§ **REQUIREMENT**
Quote the whole listing word for word. Do not include the pictures.

§ **RECORD SET**
----------------------------------------
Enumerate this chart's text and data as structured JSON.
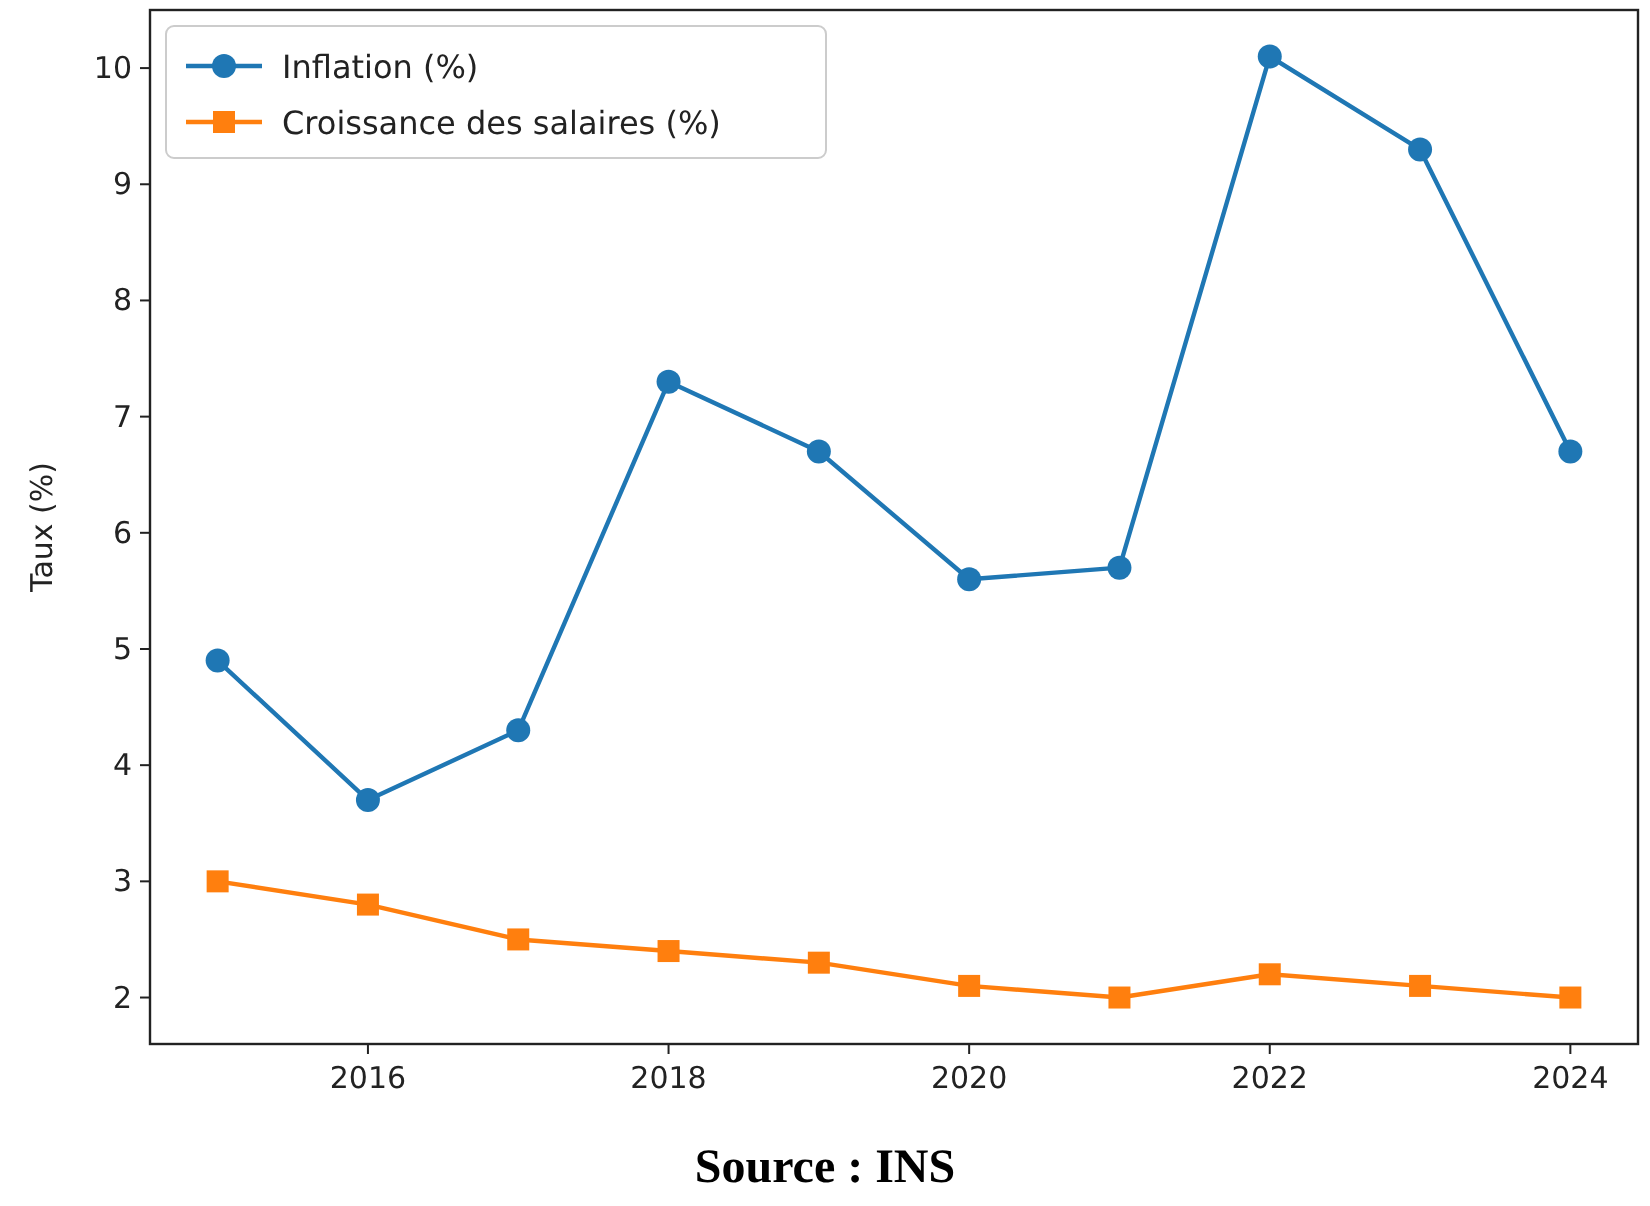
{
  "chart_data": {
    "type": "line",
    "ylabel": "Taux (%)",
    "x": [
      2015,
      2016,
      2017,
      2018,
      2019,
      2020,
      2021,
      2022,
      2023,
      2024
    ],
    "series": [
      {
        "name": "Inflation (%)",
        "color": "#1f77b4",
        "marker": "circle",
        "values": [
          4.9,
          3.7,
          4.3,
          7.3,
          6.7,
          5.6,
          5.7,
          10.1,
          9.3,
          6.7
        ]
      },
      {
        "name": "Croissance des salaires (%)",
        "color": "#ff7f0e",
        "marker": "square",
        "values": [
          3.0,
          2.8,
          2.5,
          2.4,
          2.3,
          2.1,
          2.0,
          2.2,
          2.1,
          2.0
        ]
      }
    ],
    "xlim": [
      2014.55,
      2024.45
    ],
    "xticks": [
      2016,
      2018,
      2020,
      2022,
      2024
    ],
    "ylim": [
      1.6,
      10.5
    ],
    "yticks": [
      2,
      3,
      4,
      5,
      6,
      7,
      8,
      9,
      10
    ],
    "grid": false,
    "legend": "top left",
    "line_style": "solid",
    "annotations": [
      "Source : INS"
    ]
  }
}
----------------------------------------
§ **SOLVED EXERCISE**
Enumerate this chart's text and data as structured JSON.
{
  "chart_data": {
    "type": "line",
    "ylabel": "Taux (%)",
    "x": [
      2015,
      2016,
      2017,
      2018,
      2019,
      2020,
      2021,
      2022,
      2023,
      2024
    ],
    "series": [
      {
        "name": "Inflation (%)",
        "color": "#1f77b4",
        "marker": "circle",
        "values": [
          4.9,
          3.7,
          4.3,
          7.3,
          6.7,
          5.6,
          5.7,
          10.1,
          9.3,
          6.7
        ]
      },
      {
        "name": "Croissance des salaires (%)",
        "color": "#ff7f0e",
        "marker": "square",
        "values": [
          3.0,
          2.8,
          2.5,
          2.4,
          2.3,
          2.1,
          2.0,
          2.2,
          2.1,
          2.0
        ]
      }
    ],
    "xlim": [
      2014.55,
      2024.45
    ],
    "xticks": [
      2016,
      2018,
      2020,
      2022,
      2024
    ],
    "ylim": [
      1.6,
      10.5
    ],
    "yticks": [
      2,
      3,
      4,
      5,
      6,
      7,
      8,
      9,
      10
    ],
    "grid": false,
    "legend": "top left",
    "line_style": "solid",
    "annotations": [
      "Source : INS"
    ]
  }
}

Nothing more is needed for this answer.